_GOAL_
Only a number is wanted: how many lines in these records contain the word "underlying"?

_Stored items_

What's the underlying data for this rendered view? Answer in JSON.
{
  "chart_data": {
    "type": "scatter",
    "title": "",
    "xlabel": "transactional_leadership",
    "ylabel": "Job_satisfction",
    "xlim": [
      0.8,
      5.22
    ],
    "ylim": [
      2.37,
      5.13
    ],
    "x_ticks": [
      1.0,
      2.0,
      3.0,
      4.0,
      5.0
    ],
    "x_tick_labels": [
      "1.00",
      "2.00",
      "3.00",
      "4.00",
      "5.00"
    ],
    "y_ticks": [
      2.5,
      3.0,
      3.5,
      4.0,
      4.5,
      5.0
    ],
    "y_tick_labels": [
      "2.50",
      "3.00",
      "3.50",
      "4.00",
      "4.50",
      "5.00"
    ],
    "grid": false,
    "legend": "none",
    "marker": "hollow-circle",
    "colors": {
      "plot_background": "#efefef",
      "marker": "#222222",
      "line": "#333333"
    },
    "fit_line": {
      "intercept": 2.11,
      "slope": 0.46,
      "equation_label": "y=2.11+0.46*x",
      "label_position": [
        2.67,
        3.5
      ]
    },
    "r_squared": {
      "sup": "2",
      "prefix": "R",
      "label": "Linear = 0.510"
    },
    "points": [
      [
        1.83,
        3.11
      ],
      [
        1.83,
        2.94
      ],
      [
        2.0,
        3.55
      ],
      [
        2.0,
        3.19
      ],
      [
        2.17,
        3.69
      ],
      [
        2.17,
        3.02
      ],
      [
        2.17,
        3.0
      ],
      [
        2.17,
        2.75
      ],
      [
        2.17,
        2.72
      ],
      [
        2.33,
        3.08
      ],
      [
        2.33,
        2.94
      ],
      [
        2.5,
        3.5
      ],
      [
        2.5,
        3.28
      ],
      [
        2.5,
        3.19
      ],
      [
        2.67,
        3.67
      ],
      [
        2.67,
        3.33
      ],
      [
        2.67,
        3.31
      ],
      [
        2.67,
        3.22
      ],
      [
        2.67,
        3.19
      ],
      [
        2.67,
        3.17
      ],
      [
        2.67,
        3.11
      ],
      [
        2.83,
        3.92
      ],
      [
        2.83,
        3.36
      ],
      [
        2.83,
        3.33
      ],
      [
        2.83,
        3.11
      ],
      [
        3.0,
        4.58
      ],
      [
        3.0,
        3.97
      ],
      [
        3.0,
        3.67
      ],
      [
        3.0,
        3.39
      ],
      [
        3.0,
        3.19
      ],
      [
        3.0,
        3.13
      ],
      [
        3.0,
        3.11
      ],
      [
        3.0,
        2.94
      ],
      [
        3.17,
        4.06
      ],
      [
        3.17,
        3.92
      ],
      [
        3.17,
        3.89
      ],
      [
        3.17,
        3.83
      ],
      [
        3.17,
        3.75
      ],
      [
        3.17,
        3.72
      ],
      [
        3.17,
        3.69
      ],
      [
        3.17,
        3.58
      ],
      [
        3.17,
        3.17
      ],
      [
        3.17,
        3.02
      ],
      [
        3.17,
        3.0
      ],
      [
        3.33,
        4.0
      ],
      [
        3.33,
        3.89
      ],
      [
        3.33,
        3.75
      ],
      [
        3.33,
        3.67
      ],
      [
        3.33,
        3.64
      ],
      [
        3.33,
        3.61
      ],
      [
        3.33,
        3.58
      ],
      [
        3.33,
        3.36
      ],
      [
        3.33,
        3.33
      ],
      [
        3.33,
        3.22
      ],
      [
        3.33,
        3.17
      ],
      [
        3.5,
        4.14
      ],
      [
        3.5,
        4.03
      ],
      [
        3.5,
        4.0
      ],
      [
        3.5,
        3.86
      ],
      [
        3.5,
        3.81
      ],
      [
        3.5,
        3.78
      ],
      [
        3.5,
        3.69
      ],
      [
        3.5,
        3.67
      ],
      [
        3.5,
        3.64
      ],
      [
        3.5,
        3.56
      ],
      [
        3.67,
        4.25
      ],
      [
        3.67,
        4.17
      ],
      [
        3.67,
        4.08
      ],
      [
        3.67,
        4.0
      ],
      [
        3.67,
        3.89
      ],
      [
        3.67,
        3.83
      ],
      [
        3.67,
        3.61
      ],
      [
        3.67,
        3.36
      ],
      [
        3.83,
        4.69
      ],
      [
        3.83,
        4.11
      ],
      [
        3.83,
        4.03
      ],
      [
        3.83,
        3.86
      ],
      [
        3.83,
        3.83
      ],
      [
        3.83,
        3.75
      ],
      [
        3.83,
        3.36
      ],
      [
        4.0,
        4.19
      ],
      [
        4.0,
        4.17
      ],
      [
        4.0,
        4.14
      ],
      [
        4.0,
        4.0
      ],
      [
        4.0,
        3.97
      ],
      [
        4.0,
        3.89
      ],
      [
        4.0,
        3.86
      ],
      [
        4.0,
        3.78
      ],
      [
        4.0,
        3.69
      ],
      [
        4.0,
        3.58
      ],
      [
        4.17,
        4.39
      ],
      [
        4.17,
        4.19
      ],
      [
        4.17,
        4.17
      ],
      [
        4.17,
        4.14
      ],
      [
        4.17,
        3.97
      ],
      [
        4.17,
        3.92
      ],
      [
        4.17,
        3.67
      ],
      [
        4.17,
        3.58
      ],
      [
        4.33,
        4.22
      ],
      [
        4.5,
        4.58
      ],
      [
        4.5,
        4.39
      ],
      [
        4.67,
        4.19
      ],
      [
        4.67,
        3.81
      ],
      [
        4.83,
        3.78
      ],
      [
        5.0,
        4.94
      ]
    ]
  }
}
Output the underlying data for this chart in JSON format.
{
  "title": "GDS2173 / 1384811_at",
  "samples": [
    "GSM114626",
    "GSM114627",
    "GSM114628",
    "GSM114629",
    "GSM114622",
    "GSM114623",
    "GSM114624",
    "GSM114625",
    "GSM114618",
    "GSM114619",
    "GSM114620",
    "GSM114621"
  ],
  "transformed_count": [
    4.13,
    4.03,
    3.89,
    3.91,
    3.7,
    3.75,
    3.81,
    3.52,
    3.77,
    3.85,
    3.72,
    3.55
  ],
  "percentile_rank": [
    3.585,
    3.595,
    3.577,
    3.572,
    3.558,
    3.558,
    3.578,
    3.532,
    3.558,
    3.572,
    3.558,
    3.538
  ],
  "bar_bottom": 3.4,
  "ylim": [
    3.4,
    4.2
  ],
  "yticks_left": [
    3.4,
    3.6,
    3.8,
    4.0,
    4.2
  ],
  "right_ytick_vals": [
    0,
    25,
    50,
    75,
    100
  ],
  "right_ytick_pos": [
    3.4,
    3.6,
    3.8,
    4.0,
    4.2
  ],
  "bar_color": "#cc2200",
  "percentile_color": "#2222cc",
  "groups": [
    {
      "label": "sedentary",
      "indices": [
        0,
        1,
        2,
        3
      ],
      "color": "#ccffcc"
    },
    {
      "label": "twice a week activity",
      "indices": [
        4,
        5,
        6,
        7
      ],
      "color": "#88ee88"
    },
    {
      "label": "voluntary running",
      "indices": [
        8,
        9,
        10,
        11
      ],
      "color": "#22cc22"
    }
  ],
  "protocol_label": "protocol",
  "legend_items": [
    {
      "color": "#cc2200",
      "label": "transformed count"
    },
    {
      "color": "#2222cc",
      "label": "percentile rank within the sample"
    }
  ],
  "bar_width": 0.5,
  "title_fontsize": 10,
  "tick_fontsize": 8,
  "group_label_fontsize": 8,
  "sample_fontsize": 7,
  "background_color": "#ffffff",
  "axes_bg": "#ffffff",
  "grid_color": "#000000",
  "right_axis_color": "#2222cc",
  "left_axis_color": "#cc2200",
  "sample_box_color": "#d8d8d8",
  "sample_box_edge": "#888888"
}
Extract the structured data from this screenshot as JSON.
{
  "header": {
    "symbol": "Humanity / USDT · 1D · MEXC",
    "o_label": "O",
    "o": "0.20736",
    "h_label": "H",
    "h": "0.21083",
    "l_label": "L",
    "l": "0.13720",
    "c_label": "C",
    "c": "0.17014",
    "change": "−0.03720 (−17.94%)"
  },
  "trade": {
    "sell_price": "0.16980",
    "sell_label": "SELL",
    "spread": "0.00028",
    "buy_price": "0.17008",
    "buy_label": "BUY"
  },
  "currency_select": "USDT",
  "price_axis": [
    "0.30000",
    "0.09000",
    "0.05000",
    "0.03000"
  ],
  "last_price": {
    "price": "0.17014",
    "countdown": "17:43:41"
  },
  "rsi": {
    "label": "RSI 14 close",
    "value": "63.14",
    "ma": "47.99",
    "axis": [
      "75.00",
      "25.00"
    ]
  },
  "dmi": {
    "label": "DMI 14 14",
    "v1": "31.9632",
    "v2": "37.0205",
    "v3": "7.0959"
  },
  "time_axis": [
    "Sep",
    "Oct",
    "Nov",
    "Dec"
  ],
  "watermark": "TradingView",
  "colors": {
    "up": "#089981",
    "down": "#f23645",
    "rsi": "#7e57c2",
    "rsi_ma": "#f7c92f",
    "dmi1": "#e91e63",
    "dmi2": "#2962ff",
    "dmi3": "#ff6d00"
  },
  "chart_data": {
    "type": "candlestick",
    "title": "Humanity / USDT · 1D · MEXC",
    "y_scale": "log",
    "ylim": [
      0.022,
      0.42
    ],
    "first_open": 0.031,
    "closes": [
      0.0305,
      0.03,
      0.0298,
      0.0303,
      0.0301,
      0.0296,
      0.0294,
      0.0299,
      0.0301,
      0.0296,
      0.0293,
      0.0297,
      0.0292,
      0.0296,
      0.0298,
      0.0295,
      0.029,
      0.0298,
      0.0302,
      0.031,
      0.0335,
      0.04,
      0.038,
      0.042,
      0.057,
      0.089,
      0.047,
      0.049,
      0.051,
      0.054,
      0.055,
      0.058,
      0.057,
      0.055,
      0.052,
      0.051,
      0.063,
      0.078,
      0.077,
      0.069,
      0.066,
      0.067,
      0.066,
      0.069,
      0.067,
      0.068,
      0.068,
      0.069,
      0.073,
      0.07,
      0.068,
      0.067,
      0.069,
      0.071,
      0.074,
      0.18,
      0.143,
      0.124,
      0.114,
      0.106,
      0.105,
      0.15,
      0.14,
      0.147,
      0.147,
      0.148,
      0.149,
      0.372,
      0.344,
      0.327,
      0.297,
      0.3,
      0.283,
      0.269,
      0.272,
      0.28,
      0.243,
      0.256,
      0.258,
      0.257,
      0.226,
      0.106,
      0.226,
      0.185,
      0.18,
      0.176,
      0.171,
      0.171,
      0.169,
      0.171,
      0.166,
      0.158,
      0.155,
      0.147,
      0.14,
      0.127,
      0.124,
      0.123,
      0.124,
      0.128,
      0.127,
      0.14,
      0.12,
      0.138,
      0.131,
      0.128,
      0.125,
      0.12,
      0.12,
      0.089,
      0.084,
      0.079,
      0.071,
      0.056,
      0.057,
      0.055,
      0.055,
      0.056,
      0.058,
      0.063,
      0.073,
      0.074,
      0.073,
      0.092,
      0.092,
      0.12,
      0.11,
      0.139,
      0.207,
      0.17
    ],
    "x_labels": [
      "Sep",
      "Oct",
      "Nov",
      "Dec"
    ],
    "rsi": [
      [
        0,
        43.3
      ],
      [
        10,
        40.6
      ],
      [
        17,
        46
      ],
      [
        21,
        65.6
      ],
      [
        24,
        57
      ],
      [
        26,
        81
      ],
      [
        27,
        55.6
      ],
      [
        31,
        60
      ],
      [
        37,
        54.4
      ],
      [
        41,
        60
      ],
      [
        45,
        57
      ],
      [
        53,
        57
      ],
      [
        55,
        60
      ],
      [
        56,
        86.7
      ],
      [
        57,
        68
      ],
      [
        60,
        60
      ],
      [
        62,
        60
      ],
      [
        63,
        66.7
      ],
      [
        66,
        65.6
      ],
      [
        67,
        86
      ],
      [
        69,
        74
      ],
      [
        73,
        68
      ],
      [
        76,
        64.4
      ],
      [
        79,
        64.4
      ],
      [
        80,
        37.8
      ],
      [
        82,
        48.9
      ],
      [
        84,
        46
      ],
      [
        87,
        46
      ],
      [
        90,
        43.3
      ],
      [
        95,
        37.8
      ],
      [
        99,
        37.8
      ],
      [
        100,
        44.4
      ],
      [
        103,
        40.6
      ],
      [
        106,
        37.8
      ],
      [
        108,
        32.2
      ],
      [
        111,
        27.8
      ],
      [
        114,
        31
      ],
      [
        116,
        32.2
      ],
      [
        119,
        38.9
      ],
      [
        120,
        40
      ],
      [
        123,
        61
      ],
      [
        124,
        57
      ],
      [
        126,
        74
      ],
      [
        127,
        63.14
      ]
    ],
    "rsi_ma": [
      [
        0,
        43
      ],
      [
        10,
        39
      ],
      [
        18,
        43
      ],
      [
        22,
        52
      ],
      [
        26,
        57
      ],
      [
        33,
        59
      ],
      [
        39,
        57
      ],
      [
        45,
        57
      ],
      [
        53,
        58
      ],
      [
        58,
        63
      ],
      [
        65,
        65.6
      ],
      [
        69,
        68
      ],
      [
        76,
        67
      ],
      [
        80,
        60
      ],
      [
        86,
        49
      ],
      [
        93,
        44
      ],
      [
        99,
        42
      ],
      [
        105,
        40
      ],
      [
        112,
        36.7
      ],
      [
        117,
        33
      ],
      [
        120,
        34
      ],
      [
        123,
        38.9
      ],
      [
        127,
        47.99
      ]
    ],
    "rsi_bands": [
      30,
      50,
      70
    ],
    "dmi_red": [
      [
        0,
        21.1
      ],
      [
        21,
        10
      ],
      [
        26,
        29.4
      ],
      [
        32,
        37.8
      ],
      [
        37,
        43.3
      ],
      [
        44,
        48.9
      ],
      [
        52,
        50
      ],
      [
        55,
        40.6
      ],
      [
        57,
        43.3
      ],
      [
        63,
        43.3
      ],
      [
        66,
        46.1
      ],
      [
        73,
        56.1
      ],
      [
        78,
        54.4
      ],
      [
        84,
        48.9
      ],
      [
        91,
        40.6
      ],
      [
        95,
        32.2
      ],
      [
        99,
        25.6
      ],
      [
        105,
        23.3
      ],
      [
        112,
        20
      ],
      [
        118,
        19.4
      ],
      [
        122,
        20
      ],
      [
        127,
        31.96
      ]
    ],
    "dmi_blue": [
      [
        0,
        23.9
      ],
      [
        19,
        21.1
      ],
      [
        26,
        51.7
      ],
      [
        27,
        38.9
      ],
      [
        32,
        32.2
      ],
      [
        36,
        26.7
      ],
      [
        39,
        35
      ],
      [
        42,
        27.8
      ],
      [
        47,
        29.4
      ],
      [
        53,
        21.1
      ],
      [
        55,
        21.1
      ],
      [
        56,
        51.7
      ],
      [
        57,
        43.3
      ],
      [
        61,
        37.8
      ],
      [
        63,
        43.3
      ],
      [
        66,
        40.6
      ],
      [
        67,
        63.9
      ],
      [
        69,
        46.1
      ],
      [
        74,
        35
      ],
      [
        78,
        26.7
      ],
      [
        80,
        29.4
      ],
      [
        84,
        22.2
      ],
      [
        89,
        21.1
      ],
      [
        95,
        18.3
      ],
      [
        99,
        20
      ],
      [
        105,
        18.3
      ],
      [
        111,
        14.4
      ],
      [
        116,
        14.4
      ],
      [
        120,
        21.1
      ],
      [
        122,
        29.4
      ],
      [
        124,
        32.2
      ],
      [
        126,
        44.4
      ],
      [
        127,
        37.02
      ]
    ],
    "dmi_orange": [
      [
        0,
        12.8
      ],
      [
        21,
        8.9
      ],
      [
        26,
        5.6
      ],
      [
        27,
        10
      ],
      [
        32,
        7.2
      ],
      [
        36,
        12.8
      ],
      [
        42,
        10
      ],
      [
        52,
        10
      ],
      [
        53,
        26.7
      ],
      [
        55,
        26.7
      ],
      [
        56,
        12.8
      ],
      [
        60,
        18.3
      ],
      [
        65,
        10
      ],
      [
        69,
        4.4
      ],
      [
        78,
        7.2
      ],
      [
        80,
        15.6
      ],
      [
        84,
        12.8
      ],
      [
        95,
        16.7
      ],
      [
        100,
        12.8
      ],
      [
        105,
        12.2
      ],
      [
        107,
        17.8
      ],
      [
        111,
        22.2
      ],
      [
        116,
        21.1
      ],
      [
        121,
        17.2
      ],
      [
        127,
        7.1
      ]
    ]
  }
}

_RESULT OF THE EXERCISE_
2